(Given data):
[START]
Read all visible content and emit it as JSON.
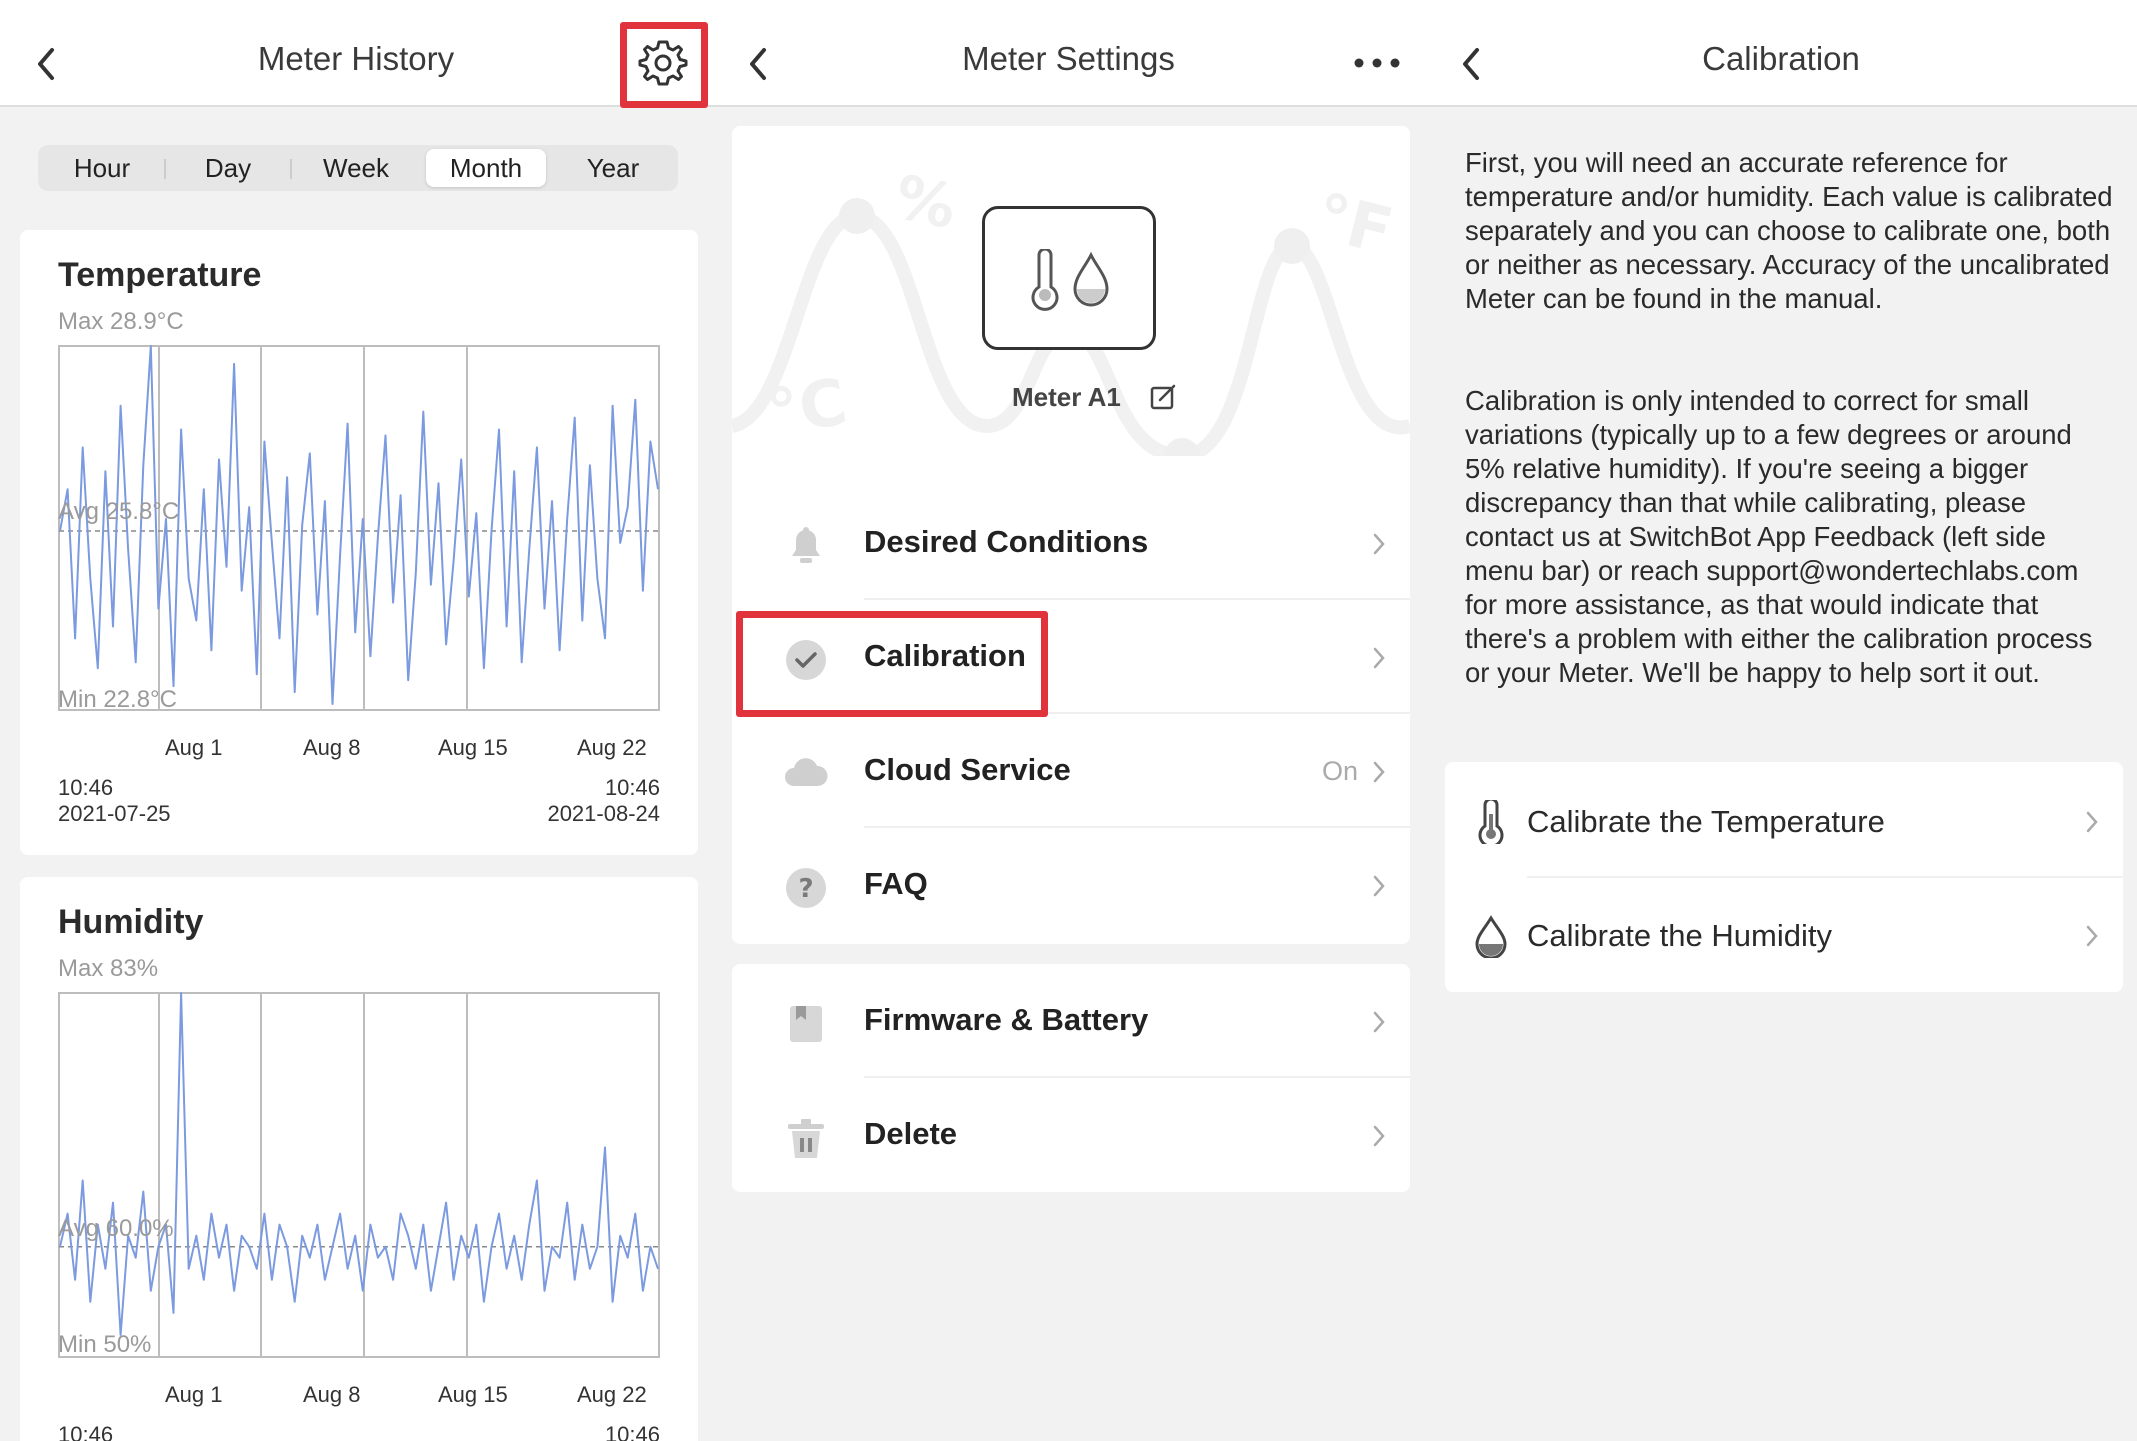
{
  "history": {
    "title": "Meter History",
    "tabs": [
      {
        "label": "Hour",
        "active": false
      },
      {
        "label": "Day",
        "active": false
      },
      {
        "label": "Week",
        "active": false
      },
      {
        "label": "Month",
        "active": true
      },
      {
        "label": "Year",
        "active": false
      }
    ],
    "temperature": {
      "title": "Temperature",
      "max_label": "Max 28.9°C",
      "avg_label": "Avg 25.8°C",
      "min_label": "Min 22.8°C",
      "start_time": "10:46",
      "start_date": "2021-07-25",
      "end_time": "10:46",
      "end_date": "2021-08-24"
    },
    "humidity": {
      "title": "Humidity",
      "max_label": "Max 83%",
      "avg_label": "Avg 60.0%",
      "min_label": "Min 50%",
      "start_time": "10:46",
      "end_time": "10:46"
    },
    "x_ticks": [
      "Aug 1",
      "Aug 8",
      "Aug 15",
      "Aug 22"
    ]
  },
  "settings": {
    "title": "Meter Settings",
    "device_name": "Meter A1",
    "rows": [
      {
        "label": "Desired Conditions",
        "icon": "bell-icon",
        "value": ""
      },
      {
        "label": "Calibration",
        "icon": "check-circle-icon",
        "value": ""
      },
      {
        "label": "Cloud Service",
        "icon": "cloud-icon",
        "value": "On"
      },
      {
        "label": "FAQ",
        "icon": "question-icon",
        "value": ""
      }
    ],
    "rows2": [
      {
        "label": "Firmware & Battery",
        "icon": "firmware-icon"
      },
      {
        "label": "Delete",
        "icon": "trash-icon"
      }
    ]
  },
  "calibration": {
    "title": "Calibration",
    "para1": "First, you will need an accurate reference for temperature and/or humidity. Each value is calibrated separately and you can choose to calibrate one, both or neither as necessary. Accuracy of the uncalibrated Meter can be found in the manual.",
    "para2": "Calibration is only intended to correct for small variations (typically up to a few degrees or around 5% relative humidity). If you're seeing a bigger discrepancy than that while calibrating, please contact us at SwitchBot App Feedback (left side menu bar) or reach support@wondertechlabs.com for more assistance, as that would indicate that there's a problem with either the calibration process or your Meter. We'll be happy to help sort it out.",
    "options": [
      {
        "label": "Calibrate the Temperature",
        "icon": "thermometer-icon"
      },
      {
        "label": "Calibrate the Humidity",
        "icon": "droplet-icon"
      }
    ]
  },
  "colors": {
    "highlight": "#e0333c",
    "line": "#7b9ae0",
    "text": "#222222",
    "muted": "#9a9a9a"
  },
  "chart_data": [
    {
      "type": "line",
      "title": "Temperature",
      "x_ticks": [
        "Aug 1",
        "Aug 8",
        "Aug 15",
        "Aug 22"
      ],
      "ylim": [
        22.8,
        28.9
      ],
      "avg": 25.8,
      "series": [
        {
          "values": [
            25.8,
            26.5,
            24.0,
            27.2,
            25.0,
            23.5,
            26.8,
            24.2,
            27.9,
            25.5,
            23.6,
            26.9,
            28.9,
            24.5,
            26.0,
            23.2,
            27.5,
            25.0,
            24.3,
            26.5,
            23.8,
            27.0,
            25.2,
            28.6,
            24.8,
            26.2,
            23.4,
            27.3,
            25.6,
            24.0,
            26.7,
            23.1,
            25.9,
            27.1,
            24.4,
            26.3,
            22.9,
            25.4,
            27.6,
            24.1,
            26.0,
            23.7,
            25.7,
            27.4,
            24.6,
            26.4,
            23.3,
            25.1,
            27.8,
            24.9,
            26.6,
            23.9,
            25.3,
            27.0,
            24.7,
            26.1,
            23.5,
            25.8,
            27.5,
            24.2,
            26.8,
            23.6,
            25.5,
            27.2,
            24.5,
            26.3,
            23.8,
            26.0,
            27.7,
            24.3,
            26.9,
            25.0,
            24.0,
            27.9,
            25.6,
            26.2,
            28.0,
            24.8,
            27.3,
            26.5
          ]
        }
      ]
    },
    {
      "type": "line",
      "title": "Humidity",
      "x_ticks": [
        "Aug 1",
        "Aug 8",
        "Aug 15",
        "Aug 22"
      ],
      "ylim": [
        50,
        83
      ],
      "avg": 60.0,
      "series": [
        {
          "values": [
            60,
            63,
            57,
            66,
            55,
            62,
            58,
            64,
            52,
            61,
            59,
            65,
            56,
            60,
            62,
            54,
            83,
            58,
            61,
            57,
            63,
            59,
            62,
            56,
            61,
            60,
            58,
            63,
            57,
            62,
            60,
            55,
            61,
            59,
            62,
            57,
            60,
            63,
            58,
            61,
            56,
            62,
            59,
            60,
            57,
            63,
            61,
            58,
            62,
            56,
            60,
            64,
            57,
            61,
            59,
            62,
            55,
            60,
            63,
            58,
            61,
            57,
            62,
            66,
            56,
            60,
            59,
            64,
            57,
            62,
            58,
            60,
            69,
            55,
            61,
            59,
            63,
            56,
            60,
            58
          ]
        }
      ]
    }
  ]
}
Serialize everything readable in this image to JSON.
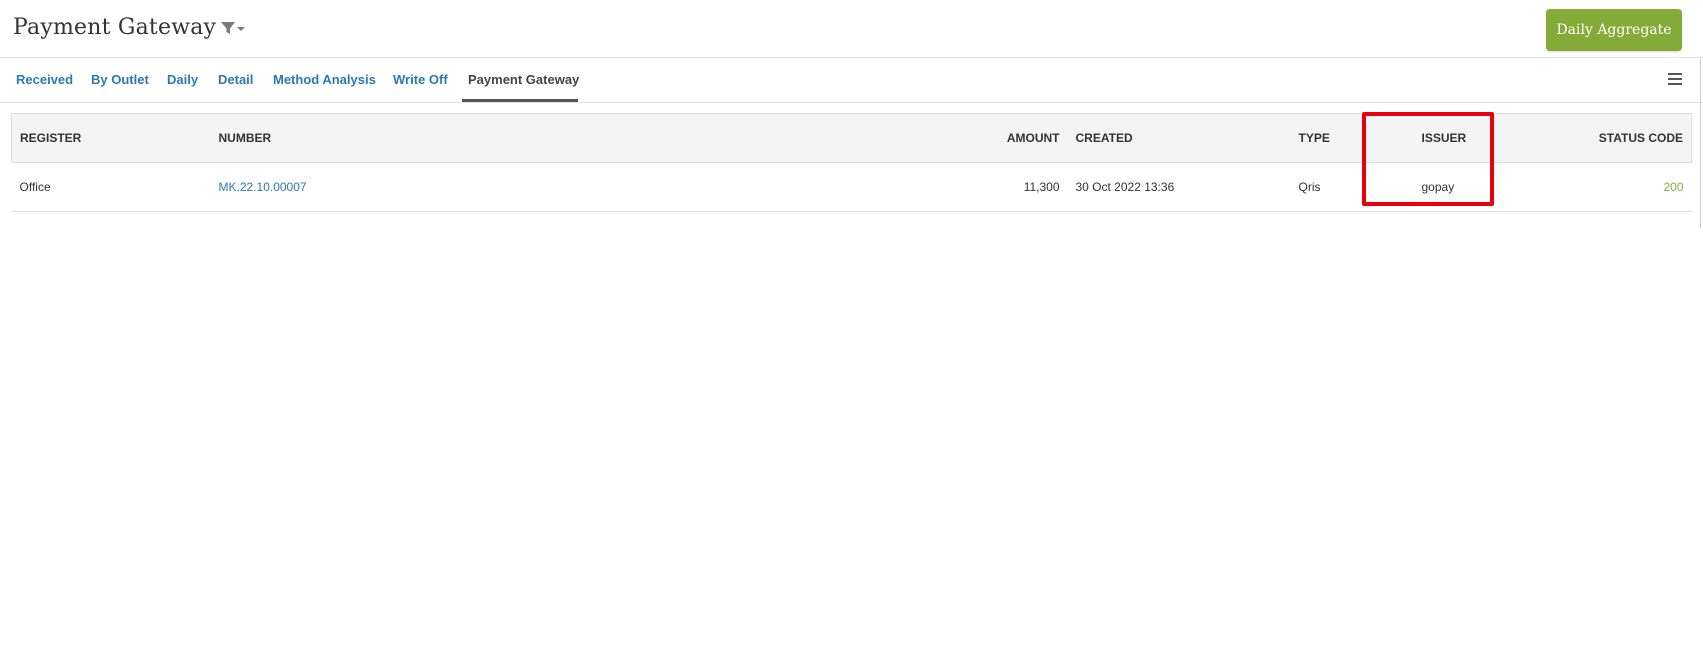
{
  "header": {
    "title": "Payment Gateway",
    "filter_icon": "filter-dropdown-icon",
    "daily_aggregate_label": "Daily Aggregate"
  },
  "tabs": [
    {
      "label": "Received",
      "active": false
    },
    {
      "label": "By Outlet",
      "active": false
    },
    {
      "label": "Daily",
      "active": false
    },
    {
      "label": "Detail",
      "active": false
    },
    {
      "label": "Method Analysis",
      "active": false
    },
    {
      "label": "Write Off",
      "active": false
    },
    {
      "label": "Payment Gateway",
      "active": true
    }
  ],
  "menu_icon": "hamburger-menu-icon",
  "table": {
    "columns": {
      "register": "REGISTER",
      "number": "NUMBER",
      "amount": "AMOUNT",
      "created": "CREATED",
      "type": "TYPE",
      "issuer": "ISSUER",
      "status_code": "STATUS CODE"
    },
    "rows": [
      {
        "register": "Office",
        "number": "MK.22.10.00007",
        "amount": "11,300",
        "created": "30 Oct 2022 13:36",
        "type": "Qris",
        "issuer": "gopay",
        "status_code": "200"
      }
    ]
  },
  "colors": {
    "accent_green": "#84aa38",
    "link_blue": "#2a7ab5",
    "status_green": "#7cb342",
    "highlight_red": "#e8000b"
  }
}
[END]
(Problem to work on): Reproduce the material word for word. Any pictures should be left out of the copy.

(Full response):
Read all visible content and emit it as JSON.
{
  "history": {
    "title": "Meter History",
    "tabs": [
      {
        "label": "Hour",
        "active": false
      },
      {
        "label": "Day",
        "active": false
      },
      {
        "label": "Week",
        "active": false
      },
      {
        "label": "Month",
        "active": true
      },
      {
        "label": "Year",
        "active": false
      }
    ],
    "temperature": {
      "title": "Temperature",
      "max_label": "Max 28.9°C",
      "avg_label": "Avg 25.8°C",
      "min_label": "Min 22.8°C",
      "start_time": "10:46",
      "start_date": "2021-07-25",
      "end_time": "10:46",
      "end_date": "2021-08-24"
    },
    "humidity": {
      "title": "Humidity",
      "max_label": "Max 83%",
      "avg_label": "Avg 60.0%",
      "min_label": "Min 50%",
      "start_time": "10:46",
      "end_time": "10:46"
    },
    "x_ticks": [
      "Aug 1",
      "Aug 8",
      "Aug 15",
      "Aug 22"
    ]
  },
  "settings": {
    "title": "Meter Settings",
    "device_name": "Meter A1",
    "rows": [
      {
        "label": "Desired Conditions",
        "icon": "bell-icon",
        "value": ""
      },
      {
        "label": "Calibration",
        "icon": "check-circle-icon",
        "value": ""
      },
      {
        "label": "Cloud Service",
        "icon": "cloud-icon",
        "value": "On"
      },
      {
        "label": "FAQ",
        "icon": "question-icon",
        "value": ""
      }
    ],
    "rows2": [
      {
        "label": "Firmware & Battery",
        "icon": "firmware-icon"
      },
      {
        "label": "Delete",
        "icon": "trash-icon"
      }
    ]
  },
  "calibration": {
    "title": "Calibration",
    "para1": "First, you will need an accurate reference for temperature and/or humidity. Each value is calibrated separately and you can choose to calibrate one, both or neither as necessary. Accuracy of the uncalibrated Meter can be found in the manual.",
    "para2": "Calibration is only intended to correct for small variations (typically up to a few degrees or around 5% relative humidity). If you're seeing a bigger discrepancy than that while calibrating, please contact us at SwitchBot App Feedback (left side menu bar) or reach support@wondertechlabs.com for more assistance, as that would indicate that there's a problem with either the calibration process or your Meter. We'll be happy to help sort it out.",
    "options": [
      {
        "label": "Calibrate the Temperature",
        "icon": "thermometer-icon"
      },
      {
        "label": "Calibrate the Humidity",
        "icon": "droplet-icon"
      }
    ]
  },
  "colors": {
    "highlight": "#e0333c",
    "line": "#7b9ae0",
    "text": "#222222",
    "muted": "#9a9a9a"
  },
  "chart_data": [
    {
      "type": "line",
      "title": "Temperature",
      "x_ticks": [
        "Aug 1",
        "Aug 8",
        "Aug 15",
        "Aug 22"
      ],
      "ylim": [
        22.8,
        28.9
      ],
      "avg": 25.8,
      "series": [
        {
          "values": [
            25.8,
            26.5,
            24.0,
            27.2,
            25.0,
            23.5,
            26.8,
            24.2,
            27.9,
            25.5,
            23.6,
            26.9,
            28.9,
            24.5,
            26.0,
            23.2,
            27.5,
            25.0,
            24.3,
            26.5,
            23.8,
            27.0,
            25.2,
            28.6,
            24.8,
            26.2,
            23.4,
            27.3,
            25.6,
            24.0,
            26.7,
            23.1,
            25.9,
            27.1,
            24.4,
            26.3,
            22.9,
            25.4,
            27.6,
            24.1,
            26.0,
            23.7,
            25.7,
            27.4,
            24.6,
            26.4,
            23.3,
            25.1,
            27.8,
            24.9,
            26.6,
            23.9,
            25.3,
            27.0,
            24.7,
            26.1,
            23.5,
            25.8,
            27.5,
            24.2,
            26.8,
            23.6,
            25.5,
            27.2,
            24.5,
            26.3,
            23.8,
            26.0,
            27.7,
            24.3,
            26.9,
            25.0,
            24.0,
            27.9,
            25.6,
            26.2,
            28.0,
            24.8,
            27.3,
            26.5
          ]
        }
      ]
    },
    {
      "type": "line",
      "title": "Humidity",
      "x_ticks": [
        "Aug 1",
        "Aug 8",
        "Aug 15",
        "Aug 22"
      ],
      "ylim": [
        50,
        83
      ],
      "avg": 60.0,
      "series": [
        {
          "values": [
            60,
            63,
            57,
            66,
            55,
            62,
            58,
            64,
            52,
            61,
            59,
            65,
            56,
            60,
            62,
            54,
            83,
            58,
            61,
            57,
            63,
            59,
            62,
            56,
            61,
            60,
            58,
            63,
            57,
            62,
            60,
            55,
            61,
            59,
            62,
            57,
            60,
            63,
            58,
            61,
            56,
            62,
            59,
            60,
            57,
            63,
            61,
            58,
            62,
            56,
            60,
            64,
            57,
            61,
            59,
            62,
            55,
            60,
            63,
            58,
            61,
            57,
            62,
            66,
            56,
            60,
            59,
            64,
            57,
            62,
            58,
            60,
            69,
            55,
            61,
            59,
            63,
            56,
            60,
            58
          ]
        }
      ]
    }
  ]
}
Serialize everything readable in this image to JSON.
{
  "header": {
    "title": "Payment Gateway",
    "filter_icon": "filter-dropdown-icon",
    "daily_aggregate_label": "Daily Aggregate"
  },
  "tabs": [
    {
      "label": "Received",
      "active": false
    },
    {
      "label": "By Outlet",
      "active": false
    },
    {
      "label": "Daily",
      "active": false
    },
    {
      "label": "Detail",
      "active": false
    },
    {
      "label": "Method Analysis",
      "active": false
    },
    {
      "label": "Write Off",
      "active": false
    },
    {
      "label": "Payment Gateway",
      "active": true
    }
  ],
  "menu_icon": "hamburger-menu-icon",
  "table": {
    "columns": {
      "register": "REGISTER",
      "number": "NUMBER",
      "amount": "AMOUNT",
      "created": "CREATED",
      "type": "TYPE",
      "issuer": "ISSUER",
      "status_code": "STATUS CODE"
    },
    "rows": [
      {
        "register": "Office",
        "number": "MK.22.10.00007",
        "amount": "11,300",
        "created": "30 Oct 2022 13:36",
        "type": "Qris",
        "issuer": "gopay",
        "status_code": "200"
      }
    ]
  },
  "colors": {
    "accent_green": "#84aa38",
    "link_blue": "#2a7ab5",
    "status_green": "#7cb342",
    "highlight_red": "#e8000b"
  }
}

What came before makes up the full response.